• EXERCISE INSTRUCTIONS
From the entries below, copy every line that holds the word "наливаем".

• STORED DATA

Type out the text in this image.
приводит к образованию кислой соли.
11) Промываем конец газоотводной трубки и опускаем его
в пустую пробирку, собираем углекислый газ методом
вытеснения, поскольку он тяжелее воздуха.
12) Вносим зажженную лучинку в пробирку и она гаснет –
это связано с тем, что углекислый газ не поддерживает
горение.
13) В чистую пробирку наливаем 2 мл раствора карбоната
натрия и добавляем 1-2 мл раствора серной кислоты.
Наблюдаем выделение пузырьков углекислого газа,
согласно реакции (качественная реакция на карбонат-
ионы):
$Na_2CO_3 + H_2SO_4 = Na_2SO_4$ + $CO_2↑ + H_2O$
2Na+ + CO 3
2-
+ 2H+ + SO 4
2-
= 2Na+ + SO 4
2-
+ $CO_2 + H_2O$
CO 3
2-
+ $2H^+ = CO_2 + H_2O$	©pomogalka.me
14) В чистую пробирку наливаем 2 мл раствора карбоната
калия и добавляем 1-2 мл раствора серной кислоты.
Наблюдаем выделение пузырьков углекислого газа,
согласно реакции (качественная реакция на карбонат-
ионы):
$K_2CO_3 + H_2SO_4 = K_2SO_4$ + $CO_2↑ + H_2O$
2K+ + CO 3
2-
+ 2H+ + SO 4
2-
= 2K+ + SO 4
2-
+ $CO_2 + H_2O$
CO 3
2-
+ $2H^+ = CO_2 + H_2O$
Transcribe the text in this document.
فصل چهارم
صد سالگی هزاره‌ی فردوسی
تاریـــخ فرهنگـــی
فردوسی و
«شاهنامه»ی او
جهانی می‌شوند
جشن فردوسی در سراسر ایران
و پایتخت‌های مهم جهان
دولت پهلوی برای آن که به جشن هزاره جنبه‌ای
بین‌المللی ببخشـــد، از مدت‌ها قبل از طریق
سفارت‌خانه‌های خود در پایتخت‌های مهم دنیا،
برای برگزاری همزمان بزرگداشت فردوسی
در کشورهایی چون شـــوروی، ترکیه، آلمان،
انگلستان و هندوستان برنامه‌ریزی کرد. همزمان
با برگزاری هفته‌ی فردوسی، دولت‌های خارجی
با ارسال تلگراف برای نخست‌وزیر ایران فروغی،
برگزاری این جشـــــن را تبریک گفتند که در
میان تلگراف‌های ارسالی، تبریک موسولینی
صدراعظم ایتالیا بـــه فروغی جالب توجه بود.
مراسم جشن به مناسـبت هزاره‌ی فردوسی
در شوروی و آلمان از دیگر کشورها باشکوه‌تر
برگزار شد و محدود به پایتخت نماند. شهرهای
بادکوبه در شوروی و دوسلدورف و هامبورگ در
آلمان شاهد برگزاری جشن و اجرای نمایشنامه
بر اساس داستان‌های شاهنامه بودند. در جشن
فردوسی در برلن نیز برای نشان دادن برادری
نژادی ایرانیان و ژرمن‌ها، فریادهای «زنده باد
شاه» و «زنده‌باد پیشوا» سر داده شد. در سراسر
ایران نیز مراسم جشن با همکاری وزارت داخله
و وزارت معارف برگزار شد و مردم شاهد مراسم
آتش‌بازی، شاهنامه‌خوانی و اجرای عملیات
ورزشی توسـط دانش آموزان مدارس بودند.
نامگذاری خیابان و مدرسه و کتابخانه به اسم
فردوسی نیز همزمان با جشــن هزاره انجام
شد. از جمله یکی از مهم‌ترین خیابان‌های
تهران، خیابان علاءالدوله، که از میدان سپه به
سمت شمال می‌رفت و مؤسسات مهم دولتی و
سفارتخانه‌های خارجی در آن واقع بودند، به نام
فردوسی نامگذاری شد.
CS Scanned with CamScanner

• THE OUTPUT
13) В чистую пробирку наливаем 2 мл раствора карбоната
14) В чистую пробирку наливаем 2 мл раствора карбоната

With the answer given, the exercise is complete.